Pull every line containing "time" from the entries.
Start of The input
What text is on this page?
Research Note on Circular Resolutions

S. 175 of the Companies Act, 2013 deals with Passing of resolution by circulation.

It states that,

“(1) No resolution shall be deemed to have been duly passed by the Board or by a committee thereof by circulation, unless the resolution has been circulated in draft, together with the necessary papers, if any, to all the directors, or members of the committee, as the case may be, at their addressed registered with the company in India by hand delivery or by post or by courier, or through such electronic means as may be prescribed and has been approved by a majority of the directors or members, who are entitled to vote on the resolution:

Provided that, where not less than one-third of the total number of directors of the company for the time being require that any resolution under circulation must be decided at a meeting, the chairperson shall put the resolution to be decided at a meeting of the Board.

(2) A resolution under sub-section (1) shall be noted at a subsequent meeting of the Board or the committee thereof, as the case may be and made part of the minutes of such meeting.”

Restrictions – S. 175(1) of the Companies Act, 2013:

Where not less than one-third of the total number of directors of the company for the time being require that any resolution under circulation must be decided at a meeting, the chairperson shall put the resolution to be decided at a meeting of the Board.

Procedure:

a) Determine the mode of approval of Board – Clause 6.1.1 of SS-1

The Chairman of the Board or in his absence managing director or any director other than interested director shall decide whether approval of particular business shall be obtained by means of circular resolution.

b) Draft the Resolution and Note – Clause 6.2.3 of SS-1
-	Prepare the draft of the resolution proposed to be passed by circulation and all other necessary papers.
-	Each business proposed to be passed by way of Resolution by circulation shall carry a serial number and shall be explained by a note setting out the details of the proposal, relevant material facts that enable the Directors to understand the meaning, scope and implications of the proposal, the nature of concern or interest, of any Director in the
End of The input
## Result of the exercise
Provided that, where not less than one-third of the total number of directors of the company for the time being require that any resolution under circulation must be decided at a meeting, the chairperson shall put the resolution to be decided at a meeting of the Board.
Where not less than one-third of the total number of directors of the company for the time being require that any resolution under circulation must be decided at a meeting, the chairperson shall put the resolution to be decided at a meeting of the Board.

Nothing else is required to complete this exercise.